AIM » Return a copy of every line in the records that includes the word "title".

TASK INPUT »
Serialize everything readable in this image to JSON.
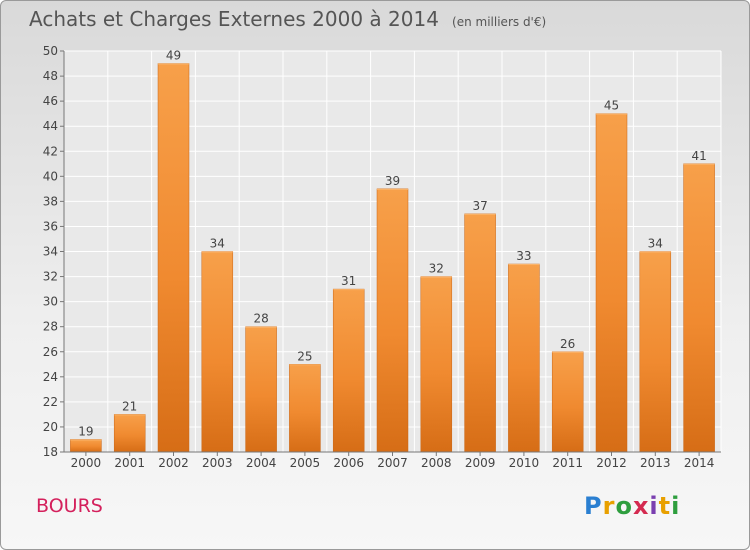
{
  "header": {
    "title": "Achats et Charges Externes 2000 à 2014",
    "unit": "(en milliers d'€)"
  },
  "footer": {
    "commune": "BOURS",
    "logo_text": "Proxiti",
    "logo_colors": [
      "#2a7fd1",
      "#e8a000",
      "#2e9e3e",
      "#d42a50",
      "#7a3fb0",
      "#e8a000",
      "#2e9e3e"
    ]
  },
  "chart_data": {
    "type": "bar",
    "categories": [
      "2000",
      "2001",
      "2002",
      "2003",
      "2004",
      "2005",
      "2006",
      "2007",
      "2008",
      "2009",
      "2010",
      "2011",
      "2012",
      "2013",
      "2014"
    ],
    "values": [
      19,
      21,
      49,
      34,
      28,
      25,
      31,
      39,
      32,
      37,
      33,
      26,
      45,
      34,
      41
    ],
    "ylim": [
      18,
      50
    ],
    "yticks": [
      18,
      20,
      22,
      24,
      26,
      28,
      30,
      32,
      34,
      36,
      38,
      40,
      42,
      44,
      46,
      48,
      50
    ],
    "grid": true,
    "bar_color": "#f28a2c",
    "grid_color": "#ffffff"
  }
}
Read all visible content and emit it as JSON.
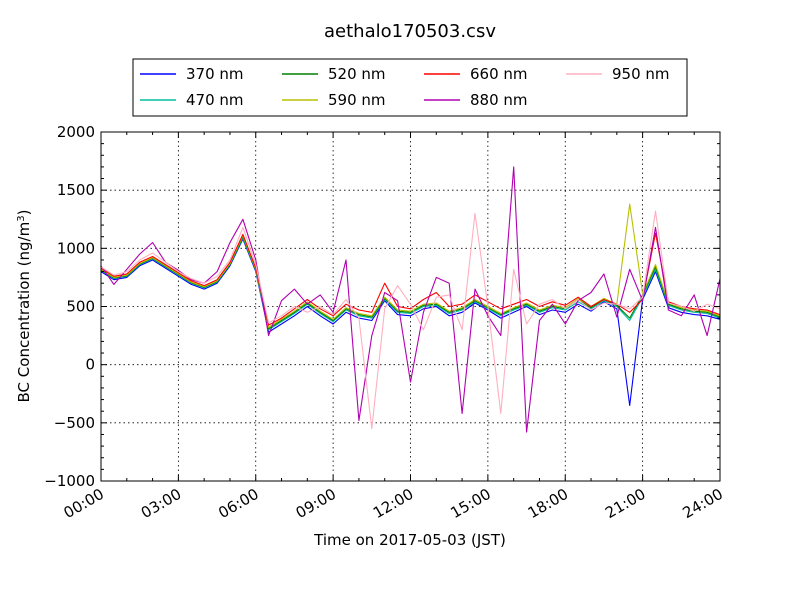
{
  "chart_data": {
    "type": "line",
    "title": "aethalo170503.csv",
    "xlabel": "Time on 2017-05-03 (JST)",
    "ylabel": "BC Concentration (ng/m³)",
    "ylabel_base": "BC Concentration (ng/m",
    "ylabel_sup": "3",
    "ylabel_tail": ")",
    "x_unit": "hour",
    "xlim": [
      0,
      24
    ],
    "ylim": [
      -1000,
      2000
    ],
    "grid": true,
    "legend_position": "top",
    "x_ticks": [
      {
        "value": 0,
        "label": "00:00"
      },
      {
        "value": 3,
        "label": "03:00"
      },
      {
        "value": 6,
        "label": "06:00"
      },
      {
        "value": 9,
        "label": "09:00"
      },
      {
        "value": 12,
        "label": "12:00"
      },
      {
        "value": 15,
        "label": "15:00"
      },
      {
        "value": 18,
        "label": "18:00"
      },
      {
        "value": 21,
        "label": "21:00"
      },
      {
        "value": 24,
        "label": "24:00"
      }
    ],
    "y_ticks": [
      {
        "value": -1000,
        "label": "−1000"
      },
      {
        "value": -500,
        "label": "−500"
      },
      {
        "value": 0,
        "label": "0"
      },
      {
        "value": 500,
        "label": "500"
      },
      {
        "value": 1000,
        "label": "1000"
      },
      {
        "value": 1500,
        "label": "1500"
      },
      {
        "value": 2000,
        "label": "2000"
      }
    ],
    "x": [
      0,
      0.5,
      1,
      1.5,
      2,
      2.5,
      3,
      3.5,
      4,
      4.5,
      5,
      5.5,
      6,
      6.5,
      7,
      7.5,
      8,
      8.5,
      9,
      9.5,
      10,
      10.5,
      11,
      11.5,
      12,
      12.5,
      13,
      13.5,
      14,
      14.5,
      15,
      15.5,
      16,
      16.5,
      17,
      17.5,
      18,
      18.5,
      19,
      19.5,
      20,
      20.5,
      21,
      21.5,
      22,
      22.5,
      23,
      23.5,
      24
    ],
    "series": [
      {
        "name": "370 nm",
        "color": "#0000ff",
        "values": [
          800,
          730,
          750,
          850,
          900,
          830,
          760,
          690,
          650,
          700,
          850,
          1080,
          800,
          280,
          350,
          420,
          500,
          420,
          350,
          450,
          400,
          380,
          550,
          430,
          420,
          480,
          500,
          420,
          450,
          530,
          470,
          400,
          450,
          500,
          430,
          470,
          450,
          520,
          460,
          540,
          480,
          -350,
          560,
          800,
          490,
          450,
          430,
          420,
          390
        ]
      },
      {
        "name": "470 nm",
        "color": "#00c0a0",
        "values": [
          810,
          740,
          760,
          860,
          910,
          840,
          770,
          700,
          660,
          710,
          860,
          1090,
          810,
          300,
          370,
          440,
          520,
          440,
          370,
          470,
          420,
          400,
          560,
          450,
          440,
          500,
          510,
          440,
          470,
          540,
          480,
          420,
          470,
          510,
          450,
          490,
          470,
          540,
          480,
          550,
          500,
          380,
          580,
          820,
          510,
          470,
          450,
          440,
          400
        ]
      },
      {
        "name": "520 nm",
        "color": "#008000",
        "values": [
          815,
          745,
          765,
          865,
          915,
          845,
          775,
          705,
          665,
          715,
          865,
          1100,
          815,
          310,
          380,
          450,
          530,
          450,
          380,
          480,
          430,
          410,
          570,
          460,
          450,
          510,
          520,
          450,
          480,
          550,
          490,
          430,
          480,
          520,
          460,
          500,
          480,
          560,
          490,
          560,
          510,
          400,
          600,
          840,
          520,
          480,
          460,
          450,
          410
        ]
      },
      {
        "name": "590 nm",
        "color": "#b8c000",
        "values": [
          820,
          750,
          770,
          870,
          920,
          850,
          780,
          710,
          670,
          720,
          870,
          1110,
          820,
          320,
          390,
          460,
          540,
          460,
          390,
          490,
          440,
          420,
          580,
          470,
          460,
          520,
          530,
          460,
          490,
          560,
          500,
          440,
          490,
          530,
          470,
          510,
          490,
          570,
          500,
          570,
          520,
          1380,
          610,
          860,
          530,
          490,
          470,
          460,
          420
        ]
      },
      {
        "name": "660 nm",
        "color": "#ff0000",
        "values": [
          830,
          760,
          780,
          880,
          930,
          860,
          790,
          720,
          680,
          730,
          880,
          1120,
          830,
          340,
          400,
          480,
          560,
          480,
          420,
          520,
          470,
          450,
          700,
          500,
          480,
          560,
          620,
          500,
          520,
          600,
          540,
          480,
          520,
          560,
          500,
          540,
          510,
          580,
          500,
          560,
          520,
          450,
          560,
          1130,
          540,
          500,
          480,
          470,
          430
        ]
      },
      {
        "name": "880 nm",
        "color": "#b000b0",
        "values": [
          850,
          690,
          820,
          950,
          1050,
          880,
          810,
          730,
          700,
          800,
          1050,
          1250,
          900,
          250,
          550,
          650,
          520,
          600,
          450,
          900,
          -480,
          250,
          620,
          550,
          -150,
          450,
          750,
          700,
          -420,
          650,
          420,
          250,
          1700,
          -580,
          380,
          520,
          350,
          550,
          620,
          780,
          410,
          820,
          550,
          1180,
          470,
          420,
          600,
          250,
          740
        ]
      },
      {
        "name": "950 nm",
        "color": "#ffb0c0",
        "values": [
          840,
          770,
          800,
          900,
          960,
          880,
          800,
          740,
          700,
          760,
          900,
          1180,
          860,
          360,
          420,
          500,
          450,
          500,
          430,
          560,
          400,
          -550,
          480,
          680,
          520,
          300,
          580,
          600,
          300,
          1300,
          500,
          -420,
          820,
          350,
          520,
          560,
          480,
          560,
          470,
          530,
          520,
          480,
          580,
          1320,
          530,
          500,
          460,
          520,
          480
        ]
      }
    ]
  }
}
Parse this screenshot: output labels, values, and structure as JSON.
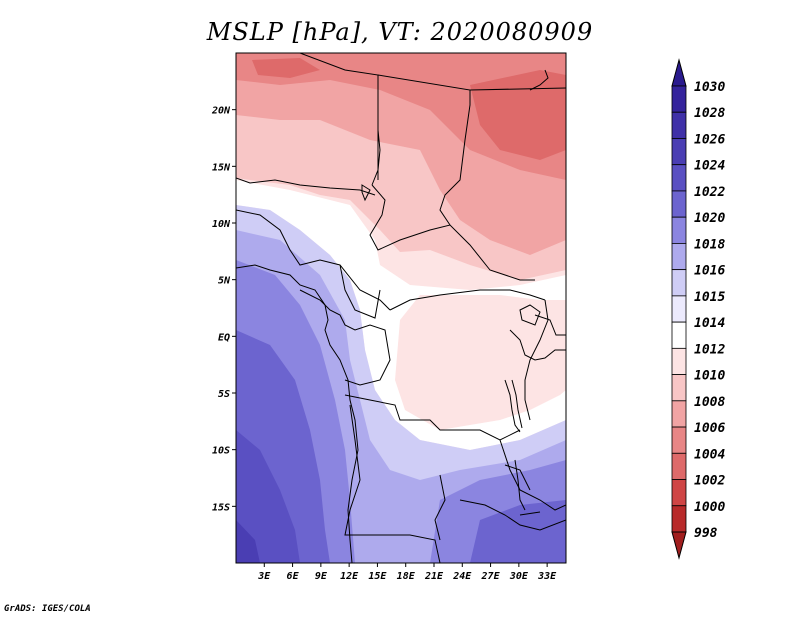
{
  "title": "MSLP [hPa], VT: 2020080909",
  "credit": "GrADS: IGES/COLA",
  "map": {
    "lon_range": [
      0,
      35
    ],
    "lat_range": [
      -20,
      25
    ],
    "lon_ticks": [
      {
        "value": 3,
        "label": "3E"
      },
      {
        "value": 6,
        "label": "6E"
      },
      {
        "value": 9,
        "label": "9E"
      },
      {
        "value": 12,
        "label": "12E"
      },
      {
        "value": 15,
        "label": "15E"
      },
      {
        "value": 18,
        "label": "18E"
      },
      {
        "value": 21,
        "label": "21E"
      },
      {
        "value": 24,
        "label": "24E"
      },
      {
        "value": 27,
        "label": "27E"
      },
      {
        "value": 30,
        "label": "30E"
      },
      {
        "value": 33,
        "label": "33E"
      }
    ],
    "lat_ticks": [
      {
        "value": 20,
        "label": "20N"
      },
      {
        "value": 15,
        "label": "15N"
      },
      {
        "value": 10,
        "label": "10N"
      },
      {
        "value": 5,
        "label": "5N"
      },
      {
        "value": 0,
        "label": "EQ"
      },
      {
        "value": -5,
        "label": "5S"
      },
      {
        "value": -10,
        "label": "10S"
      },
      {
        "value": -15,
        "label": "15S"
      }
    ]
  },
  "colorbar": {
    "levels": [
      {
        "label": "1030",
        "color": "#2a1a8e"
      },
      {
        "label": "1028",
        "color": "#34239c"
      },
      {
        "label": "1026",
        "color": "#3f30a8"
      },
      {
        "label": "1024",
        "color": "#4a3eb3"
      },
      {
        "label": "1022",
        "color": "#5a50c2"
      },
      {
        "label": "1020",
        "color": "#6c64cf"
      },
      {
        "label": "1018",
        "color": "#8b85e0"
      },
      {
        "label": "1016",
        "color": "#aeaaed"
      },
      {
        "label": "1015",
        "color": "#cfcdf6"
      },
      {
        "label": "1014",
        "color": "#eceafd"
      },
      {
        "label": "1012",
        "color": "#ffffff"
      },
      {
        "label": "1010",
        "color": "#fde4e4"
      },
      {
        "label": "1008",
        "color": "#f8c6c6"
      },
      {
        "label": "1006",
        "color": "#f1a4a4"
      },
      {
        "label": "1004",
        "color": "#e88686"
      },
      {
        "label": "1002",
        "color": "#de6a6a"
      },
      {
        "label": "1000",
        "color": "#cf4545"
      },
      {
        "label": "998",
        "color": "#b82a2a"
      }
    ],
    "bottom_triangle_color": "#a11e1e"
  }
}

RESULT OF THIS EXERCISE »
    "title": "Achats et Charges Externes 2000 à 2014",
    "title": "aethalo170503.csv",
  "title": "MSLP [hPa], VT: 2020080909",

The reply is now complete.